* Source passage *
(begin)
The largest and best known is perhaps the Lascaux caves in Dordogne, which are visited by upwards of 250,000 people per year. But the biggest and most-visited is the Grotte Chauvet (Caverne du Pont d’Arc) in the Ardèche, which gets nearly 600,000 visitors per year. The Catacombs in Paris are also popular, but there are many other underground attractions in France.
The massive ‘Gouffre de Padirac’ cave in the Dordogne Valley in the Lot, is a natural cavity 75 metres deep and 33 metres diameter. You get to it via a massive vertical hole in the ground which you can either walk down 543 steps or take the lift. The visit covers 2.2kms, but what makes it extra fun is that around 1km of that is travelled by boat. The river at the bottom of the caves flows through a series of caves, allowing up to 8,000 people per day to marvel at the rock formations.
Various activities which are periodically organised inside the caves including classical music concerts and music for the Fête de la Musique. You can also join a guided visit conducted entirely by the light of old fashioned oil lamps, just as Edouard-Alfred Martel discovered them back in 1889. He subsequently explored the caves with colleague George Beamish, whose great grand-daughter manages the caves today. The Gouffre closes on November 4 for the winter, but October is uncrowded (around 480,000 people visited last year) and a great time to visit for those who just want to see the caves in all their natural glory. See www.gouffre-de-padirac.com.
(end)
* Given data *
(begin)
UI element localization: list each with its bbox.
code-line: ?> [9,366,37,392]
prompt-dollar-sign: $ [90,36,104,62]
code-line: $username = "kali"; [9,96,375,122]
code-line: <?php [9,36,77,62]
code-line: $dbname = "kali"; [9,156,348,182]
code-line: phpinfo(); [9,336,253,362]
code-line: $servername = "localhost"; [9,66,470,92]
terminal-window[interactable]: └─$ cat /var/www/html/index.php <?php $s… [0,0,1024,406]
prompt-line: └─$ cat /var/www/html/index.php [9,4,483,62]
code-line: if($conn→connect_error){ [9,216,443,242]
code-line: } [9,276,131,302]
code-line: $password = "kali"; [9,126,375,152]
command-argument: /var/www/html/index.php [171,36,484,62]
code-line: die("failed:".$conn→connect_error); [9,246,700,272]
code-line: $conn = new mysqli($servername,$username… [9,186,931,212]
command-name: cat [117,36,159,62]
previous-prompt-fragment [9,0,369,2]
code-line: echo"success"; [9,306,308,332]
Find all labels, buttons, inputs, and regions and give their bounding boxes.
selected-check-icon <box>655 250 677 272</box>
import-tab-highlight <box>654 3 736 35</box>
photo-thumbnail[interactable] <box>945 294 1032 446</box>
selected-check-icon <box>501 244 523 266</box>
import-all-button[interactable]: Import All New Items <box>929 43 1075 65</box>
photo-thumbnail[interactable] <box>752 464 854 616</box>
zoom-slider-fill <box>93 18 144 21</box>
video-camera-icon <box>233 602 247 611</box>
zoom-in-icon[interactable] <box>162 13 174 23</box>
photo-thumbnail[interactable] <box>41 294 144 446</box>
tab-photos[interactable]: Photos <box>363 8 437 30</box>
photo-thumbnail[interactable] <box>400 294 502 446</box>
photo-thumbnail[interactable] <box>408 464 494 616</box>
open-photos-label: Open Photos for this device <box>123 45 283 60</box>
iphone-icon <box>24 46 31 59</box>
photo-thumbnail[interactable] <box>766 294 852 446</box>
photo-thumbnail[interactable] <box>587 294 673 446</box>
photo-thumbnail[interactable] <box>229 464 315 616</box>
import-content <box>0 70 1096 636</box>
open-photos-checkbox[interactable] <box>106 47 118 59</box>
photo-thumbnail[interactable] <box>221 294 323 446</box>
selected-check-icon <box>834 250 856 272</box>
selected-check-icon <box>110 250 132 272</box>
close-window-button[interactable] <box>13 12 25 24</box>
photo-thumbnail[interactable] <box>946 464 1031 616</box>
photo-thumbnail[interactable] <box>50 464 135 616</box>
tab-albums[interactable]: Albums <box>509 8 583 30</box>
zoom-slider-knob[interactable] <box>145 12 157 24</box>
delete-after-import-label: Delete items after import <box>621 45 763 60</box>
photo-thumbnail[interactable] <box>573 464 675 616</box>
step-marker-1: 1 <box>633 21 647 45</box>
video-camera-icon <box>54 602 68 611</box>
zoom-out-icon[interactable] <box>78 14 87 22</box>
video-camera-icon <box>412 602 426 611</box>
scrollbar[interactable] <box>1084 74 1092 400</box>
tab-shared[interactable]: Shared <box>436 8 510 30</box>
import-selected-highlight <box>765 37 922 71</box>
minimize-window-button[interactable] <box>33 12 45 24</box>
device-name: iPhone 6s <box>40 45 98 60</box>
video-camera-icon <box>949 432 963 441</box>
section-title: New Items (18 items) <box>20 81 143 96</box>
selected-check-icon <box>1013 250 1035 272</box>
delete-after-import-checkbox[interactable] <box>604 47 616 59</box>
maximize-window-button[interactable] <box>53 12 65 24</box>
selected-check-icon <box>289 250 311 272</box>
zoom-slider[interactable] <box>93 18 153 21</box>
(end)
* Written problem 1 *
Reproduce the passage on French caves from "The largest and" to "attractions in France.".
* Written problem 2 *
According to the passage on French caves, how many steps can visitors walk down to reach the Gouffre de Padirac?
* Written problem 3 *
Carry the passage on French caves forward with the next part, starting after its last sentence.
The items are separate material, apart from the passage on French caves.

* Output 1 *
The largest and best known is perhaps the Lascaux caves in Dordogne, which are visited by upwards of 250,000 people per year. But the biggest and most-visited is the Grotte Chauvet (Caverne du Pont d’Arc) in the Ardèche, which gets nearly 600,000 visitors per year. The Catacombs in Paris are also popular, but there are many other underground attractions in France.

* Output 2 *
543 steps.

* Output 3 *
The Grotte des Demoiselles, a massive series of limestone caves in Hérault, is accessed by an underground funicular railway. It is particularly known for a massive cave called la cathédrale which is around 120 metres long and 52 metres high. Traces of human occupation have been found here dating back to all eras; it was particularly known as a Huguenot refuge during the religious wars of the 16th and 17th centuries.
The name ‘Demoiselles’ comes from an old tale about a shepherd in the Middle Ages who climbed down into the caves to rescue a ewe, started exploring, fell 50 metres, and lost consciousness. Once safely back out with the ewe, he told everyone he had seen hundreds of fairies dancing in a circle, led by a lady in white. In the local dialect at that time, ‘fairies’ was damaïselas’, which isn’t very different from ‘demoiselles’ in French.
The visit is not for the faint-hearted; visitors enter the cathédrale on a small balcony 70 metres above the floor of the cave, and continue over a suspension bridge spanning a steep drop. A hugely popular Midnight Mass used to be held in the cathédrale every Christmas Eve, but that has been abandoned now. However, the Grotte being open all year round, it is possible there will be a Festive Concert in December 2018. See www.demoiselles.com.
Unusual spaces
Not all underground sites in France are filled with prehistoric artworks (like Lascaux and Grotte Chauvet) or underground water and extraordinary rock formations like the Gouffre de Padirac and the Grotte des Demoiselles.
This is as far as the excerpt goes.